* Start *

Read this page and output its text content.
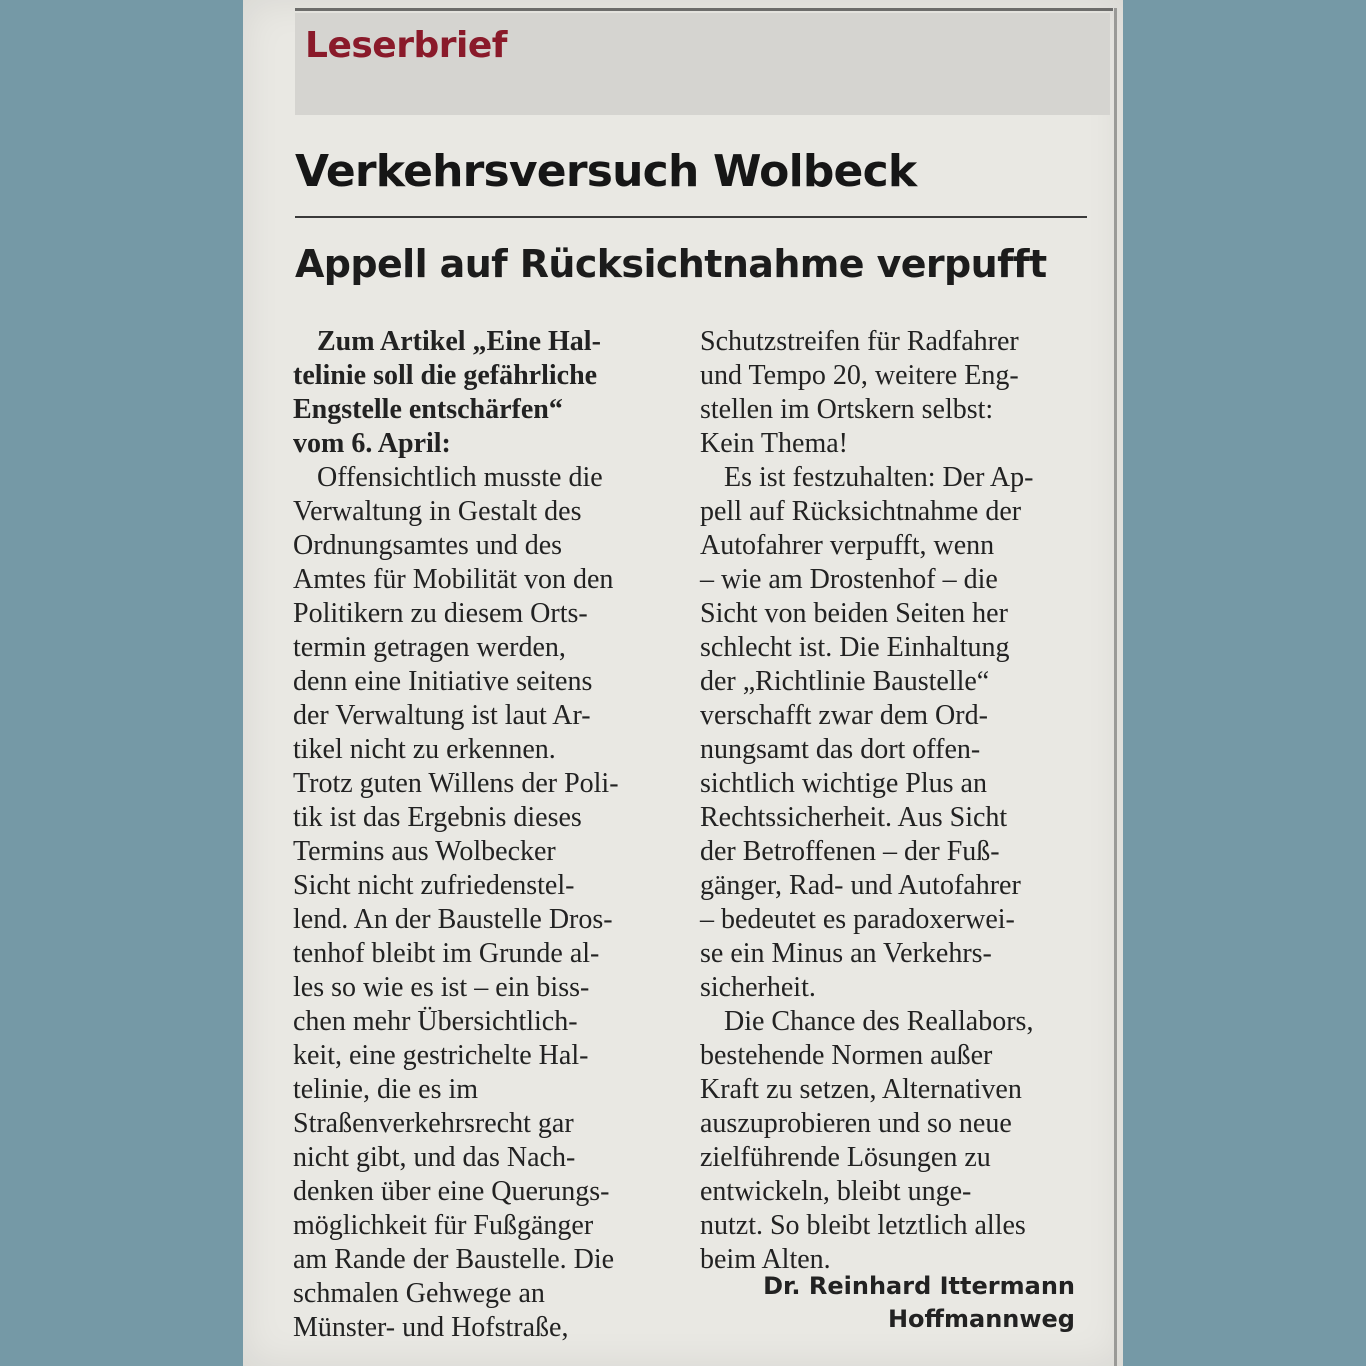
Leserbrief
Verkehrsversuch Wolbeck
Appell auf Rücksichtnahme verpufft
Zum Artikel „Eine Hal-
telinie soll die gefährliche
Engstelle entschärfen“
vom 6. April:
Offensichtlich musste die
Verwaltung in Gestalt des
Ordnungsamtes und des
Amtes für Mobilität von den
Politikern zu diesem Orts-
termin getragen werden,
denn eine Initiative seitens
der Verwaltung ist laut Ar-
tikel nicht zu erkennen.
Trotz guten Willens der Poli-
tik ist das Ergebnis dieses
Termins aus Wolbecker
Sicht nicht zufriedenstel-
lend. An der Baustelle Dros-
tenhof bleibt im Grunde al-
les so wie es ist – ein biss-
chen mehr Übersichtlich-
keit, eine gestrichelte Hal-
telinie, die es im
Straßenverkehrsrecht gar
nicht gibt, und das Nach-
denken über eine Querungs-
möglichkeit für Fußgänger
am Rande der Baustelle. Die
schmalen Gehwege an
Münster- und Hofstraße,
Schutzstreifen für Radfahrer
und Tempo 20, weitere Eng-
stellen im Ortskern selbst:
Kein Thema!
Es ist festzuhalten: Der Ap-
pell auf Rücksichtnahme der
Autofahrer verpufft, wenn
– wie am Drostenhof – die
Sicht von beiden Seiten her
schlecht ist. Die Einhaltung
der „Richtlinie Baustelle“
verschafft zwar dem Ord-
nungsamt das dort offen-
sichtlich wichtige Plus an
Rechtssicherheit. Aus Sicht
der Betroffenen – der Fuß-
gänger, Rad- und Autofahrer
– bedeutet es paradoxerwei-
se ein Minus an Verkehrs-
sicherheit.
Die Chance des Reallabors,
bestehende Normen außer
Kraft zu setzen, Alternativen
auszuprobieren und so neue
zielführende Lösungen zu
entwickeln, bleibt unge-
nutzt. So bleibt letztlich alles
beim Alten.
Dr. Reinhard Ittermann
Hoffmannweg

* End *

#### [EXERCISE OBJECTIVE]
Print each entry shown above with exact wording and no pictures.

#### [FINAL RESULT]
Read this page and output its text content.
Leserbrief
Verkehrsversuch Wolbeck
Appell auf Rücksichtnahme verpufft
Zum Artikel „Eine Hal-
telinie soll die gefährliche
Engstelle entschärfen“
vom 6. April:
Offensichtlich musste die
Verwaltung in Gestalt des
Ordnungsamtes und des
Amtes für Mobilität von den
Politikern zu diesem Orts-
termin getragen werden,
denn eine Initiative seitens
der Verwaltung ist laut Ar-
tikel nicht zu erkennen.
Trotz guten Willens der Poli-
tik ist das Ergebnis dieses
Termins aus Wolbecker
Sicht nicht zufriedenstel-
lend. An der Baustelle Dros-
tenhof bleibt im Grunde al-
les so wie es ist – ein biss-
chen mehr Übersichtlich-
keit, eine gestrichelte Hal-
telinie, die es im
Straßenverkehrsrecht gar
nicht gibt, und das Nach-
denken über eine Querungs-
möglichkeit für Fußgänger
am Rande der Baustelle. Die
schmalen Gehwege an
Münster- und Hofstraße,
Schutzstreifen für Radfahrer
und Tempo 20, weitere Eng-
stellen im Ortskern selbst:
Kein Thema!
Es ist festzuhalten: Der Ap-
pell auf Rücksichtnahme der
Autofahrer verpufft, wenn
– wie am Drostenhof – die
Sicht von beiden Seiten her
schlecht ist. Die Einhaltung
der „Richtlinie Baustelle“
verschafft zwar dem Ord-
nungsamt das dort offen-
sichtlich wichtige Plus an
Rechtssicherheit. Aus Sicht
der Betroffenen – der Fuß-
gänger, Rad- und Autofahrer
– bedeutet es paradoxerwei-
se ein Minus an Verkehrs-
sicherheit.
Die Chance des Reallabors,
bestehende Normen außer
Kraft zu setzen, Alternativen
auszuprobieren und so neue
zielführende Lösungen zu
entwickeln, bleibt unge-
nutzt. So bleibt letztlich alles
beim Alten.
Dr. Reinhard Ittermann
Hoffmannweg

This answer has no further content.